▶ [Aim]: In the material below, count the lines with the word "Listing" and state that number only.

## Start Material for this exercise

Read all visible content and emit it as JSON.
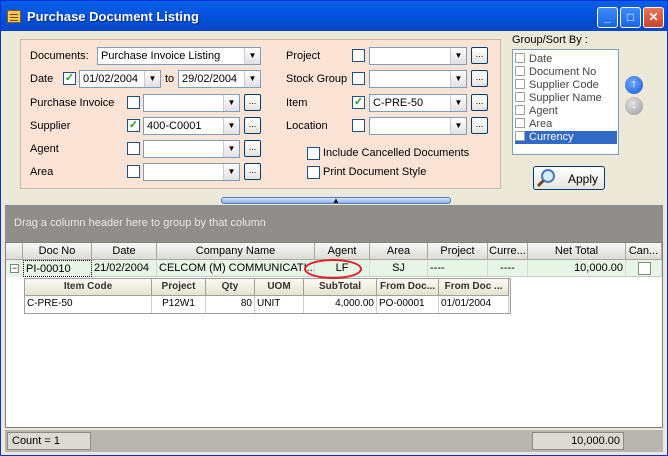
{
  "window": {
    "title": "Purchase Document Listing"
  },
  "filters": {
    "documents_label": "Documents:",
    "documents_value": "Purchase Invoice Listing",
    "date_label": "Date",
    "date_from": "01/02/2004",
    "date_to_label": "to",
    "date_to": "29/02/2004",
    "purchase_invoice_label": "Purchase Invoice",
    "supplier_label": "Supplier",
    "supplier_value": "400-C0001",
    "agent_label": "Agent",
    "area_label": "Area",
    "project_label": "Project",
    "stock_group_label": "Stock Group",
    "item_label": "Item",
    "item_value": "C-PRE-50",
    "location_label": "Location",
    "include_cancelled_label": "Include Cancelled Documents",
    "print_style_label": "Print Document Style",
    "ellipsis": "..."
  },
  "group_sort": {
    "title": "Group/Sort By :",
    "items": [
      "Date",
      "Document No",
      "Supplier Code",
      "Supplier Name",
      "Agent",
      "Area",
      "Currency"
    ],
    "selected": "Currency",
    "apply_label": "Apply"
  },
  "grid": {
    "drag_hint": "Drag a column header here to group by that column",
    "columns": [
      "Doc No",
      "Date",
      "Company Name",
      "Agent",
      "Area",
      "Project",
      "Curre...",
      "Net Total",
      "Can..."
    ],
    "rows": [
      {
        "doc_no": "PI-00010",
        "date": "21/02/2004",
        "company": "CELCOM (M) COMMUNICATI...",
        "agent": "LF",
        "area": "SJ",
        "project": "----",
        "currency": "----",
        "net_total": "10,000.00"
      }
    ],
    "detail_columns": [
      "Item Code",
      "Project",
      "Qty",
      "UOM",
      "SubTotal",
      "From Doc...",
      "From Doc ..."
    ],
    "detail_rows": [
      {
        "item_code": "C-PRE-50",
        "project": "P12W1",
        "qty": "80",
        "uom": "UNIT",
        "subtotal": "4,000.00",
        "from_doc": "PO-00001",
        "from_doc_date": "01/01/2004"
      }
    ]
  },
  "status": {
    "count": "Count = 1",
    "total": "10,000.00"
  }
}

## End Material for this exercise

▶ [Expected answer]: 2